● **RECORDS SHOWN**
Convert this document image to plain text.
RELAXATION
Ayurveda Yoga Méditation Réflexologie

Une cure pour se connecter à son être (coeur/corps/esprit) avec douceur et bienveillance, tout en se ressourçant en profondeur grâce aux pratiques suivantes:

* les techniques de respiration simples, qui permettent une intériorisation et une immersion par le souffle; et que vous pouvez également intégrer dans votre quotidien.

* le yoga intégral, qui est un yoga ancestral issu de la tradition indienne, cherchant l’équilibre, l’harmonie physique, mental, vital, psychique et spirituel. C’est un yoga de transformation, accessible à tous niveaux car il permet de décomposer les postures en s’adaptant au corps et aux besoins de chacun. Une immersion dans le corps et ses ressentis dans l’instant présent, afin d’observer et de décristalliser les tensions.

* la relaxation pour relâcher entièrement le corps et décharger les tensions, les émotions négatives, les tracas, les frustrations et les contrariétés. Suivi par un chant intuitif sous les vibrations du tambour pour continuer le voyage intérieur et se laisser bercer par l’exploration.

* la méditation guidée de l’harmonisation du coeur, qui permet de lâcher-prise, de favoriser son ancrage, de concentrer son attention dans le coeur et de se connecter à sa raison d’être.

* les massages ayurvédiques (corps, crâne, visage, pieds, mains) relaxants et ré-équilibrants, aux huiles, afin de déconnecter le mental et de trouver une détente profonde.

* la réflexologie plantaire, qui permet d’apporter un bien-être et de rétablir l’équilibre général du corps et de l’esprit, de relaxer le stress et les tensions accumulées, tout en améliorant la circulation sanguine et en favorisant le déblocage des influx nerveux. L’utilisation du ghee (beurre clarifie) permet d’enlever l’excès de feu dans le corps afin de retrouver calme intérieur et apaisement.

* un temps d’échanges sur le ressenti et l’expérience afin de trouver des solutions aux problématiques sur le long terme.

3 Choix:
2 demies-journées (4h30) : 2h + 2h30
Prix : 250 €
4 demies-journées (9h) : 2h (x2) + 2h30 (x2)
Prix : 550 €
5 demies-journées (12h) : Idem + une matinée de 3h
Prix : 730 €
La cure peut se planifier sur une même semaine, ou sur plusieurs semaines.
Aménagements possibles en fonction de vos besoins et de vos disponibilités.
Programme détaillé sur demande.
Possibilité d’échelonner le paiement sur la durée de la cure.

● **TASK**
Pick out the lines that contain "cure" and copy them.

● **EXERCISE RESULT**
Une cure pour se connecter à son être (coeur/corps/esprit) avec douceur et bienveillance, tout en se ressourçant en profondeur grâce aux pratiques suivantes:
La cure peut se planifier sur une même semaine, ou sur plusieurs semaines.
Possibilité d’échelonner le paiement sur la durée de la cure.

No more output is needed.